Problem statement – Please turn the paragraph beginning "In Iraq, in what may have been an inside job" from the post on Islamic fundamentalist violence into a short bulleted list of its main facts.

Quoted passage –
Wednesday, June 13, 2007

Islamic Fundamentalist Savagery Knows No Bounds

In many places in the Middle East today, Wednesday, June 13, the savages of Islamic fundamentalism were at work. So savage that you wonder on what grounds these people even call themselves religious, since they spend most of their time and effort killing other Muslims.

In Iraq, in what may have been an inside job, with the Iraqi security forces complicit in the attacks, explosions blew up both minarets of the Shiite Imam al-Askari Mosque (the Golden Mosque) in Samarra. This completed the destruction done by insurgents on Feb. 22, 2006, when their bombing of the mosque, one of the holiest Shiite shrines, set off widespread sectarian warfare in Iraq.

Lt. Gen. David Petraeus, commander of U.S. troops in Iraq, said this morning that the new attack was another move to spark sectarian violence, and within hours, there were reports that a Sunni mosque had been blown up in eastern Baghdad. Also, CNN reported that 15 arrests had been made of the security force that had surrounded the mosque. As with the kidnappings of U.S. troops south of Baghdad in recent months, the attacks seem to have at least been facilitated by the very police and Iraqi army forces that are supposed to be protecting the government of Iraq.

Just yesterday, Admiral William Fallon, the top American military commander for the Middle East,, met with the Iraqi prime minister, Nouri al-Maliki, to tell him, in the presence of New York Times military reporter Michael Gordon, that U.S. patience with his efforts is running out, and that the Iraqi government must make quick progress at implementing benchmarks set by the U.S. Congress, such as passing a law splitting oil revenues between the ethnic groups.

But he might have been wasting his breath. Maliki seems to have a hidden agenda to crush the Sunnis and keep Iraq in turmoil until Iranian-leaning Shiites can take over total control. He and his friends in the Iraqi parliament have done nothing to comply with the benchmarks.

Region annotation records
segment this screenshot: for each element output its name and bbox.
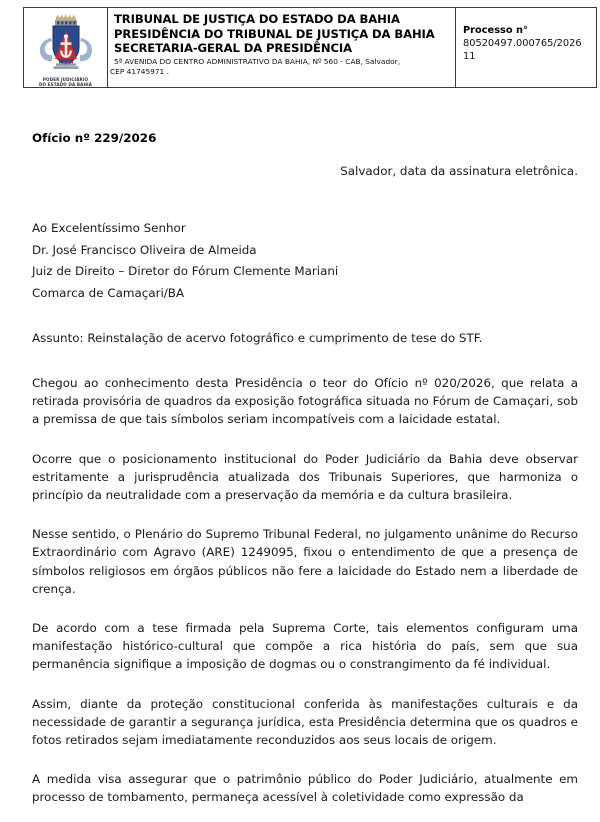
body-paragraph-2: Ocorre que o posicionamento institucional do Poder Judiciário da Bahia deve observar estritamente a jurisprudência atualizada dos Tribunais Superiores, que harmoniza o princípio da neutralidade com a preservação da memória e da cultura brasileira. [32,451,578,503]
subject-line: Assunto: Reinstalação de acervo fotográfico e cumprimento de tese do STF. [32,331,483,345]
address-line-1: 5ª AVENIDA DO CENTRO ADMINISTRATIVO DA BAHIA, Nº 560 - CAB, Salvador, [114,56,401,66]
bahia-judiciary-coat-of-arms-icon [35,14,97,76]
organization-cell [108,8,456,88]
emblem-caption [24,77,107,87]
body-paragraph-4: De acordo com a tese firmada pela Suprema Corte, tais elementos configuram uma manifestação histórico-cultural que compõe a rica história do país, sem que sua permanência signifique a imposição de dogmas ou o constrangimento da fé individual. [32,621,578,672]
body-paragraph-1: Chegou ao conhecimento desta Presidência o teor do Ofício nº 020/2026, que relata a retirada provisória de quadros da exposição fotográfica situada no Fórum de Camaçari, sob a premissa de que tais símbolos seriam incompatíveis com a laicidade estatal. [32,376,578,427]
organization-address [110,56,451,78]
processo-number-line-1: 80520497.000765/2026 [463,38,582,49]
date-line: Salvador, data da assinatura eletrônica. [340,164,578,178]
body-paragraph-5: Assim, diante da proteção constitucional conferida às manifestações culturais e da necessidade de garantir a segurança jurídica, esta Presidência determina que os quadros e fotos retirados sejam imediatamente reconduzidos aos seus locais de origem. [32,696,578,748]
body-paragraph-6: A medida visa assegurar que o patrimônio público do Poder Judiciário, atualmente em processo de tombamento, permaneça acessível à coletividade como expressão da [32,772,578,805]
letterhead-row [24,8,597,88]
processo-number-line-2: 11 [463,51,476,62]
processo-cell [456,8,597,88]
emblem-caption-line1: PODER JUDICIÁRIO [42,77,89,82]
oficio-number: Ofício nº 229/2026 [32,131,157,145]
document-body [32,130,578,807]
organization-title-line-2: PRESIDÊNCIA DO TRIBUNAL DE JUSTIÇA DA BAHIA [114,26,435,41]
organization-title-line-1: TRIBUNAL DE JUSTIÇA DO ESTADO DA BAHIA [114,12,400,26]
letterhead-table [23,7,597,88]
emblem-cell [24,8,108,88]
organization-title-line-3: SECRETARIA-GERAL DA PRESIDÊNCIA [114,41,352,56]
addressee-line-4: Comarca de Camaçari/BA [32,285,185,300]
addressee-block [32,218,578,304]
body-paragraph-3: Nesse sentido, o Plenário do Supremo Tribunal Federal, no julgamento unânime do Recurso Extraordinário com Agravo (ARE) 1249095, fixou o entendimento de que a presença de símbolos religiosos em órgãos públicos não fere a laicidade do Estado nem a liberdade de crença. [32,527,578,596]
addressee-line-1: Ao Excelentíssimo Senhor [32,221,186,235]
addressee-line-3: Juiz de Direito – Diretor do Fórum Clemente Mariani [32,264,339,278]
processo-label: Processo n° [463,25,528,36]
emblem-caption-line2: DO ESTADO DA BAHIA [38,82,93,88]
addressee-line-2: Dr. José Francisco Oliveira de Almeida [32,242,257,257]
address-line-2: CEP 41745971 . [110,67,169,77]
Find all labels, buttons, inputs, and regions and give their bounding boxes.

The result –
- Explosions destroyed both minarets of the Shiite Imam al-Askari Mosque (the Golden Mosque) in Samarra, Iraq.
- The attack may have been an inside job, with Iraqi security forces complicit.
- It completed the destruction that insurgents began on Feb. 22, 2006.
- That earlier bombing of one of the holiest Shiite shrines set off widespread sectarian warfare in Iraq.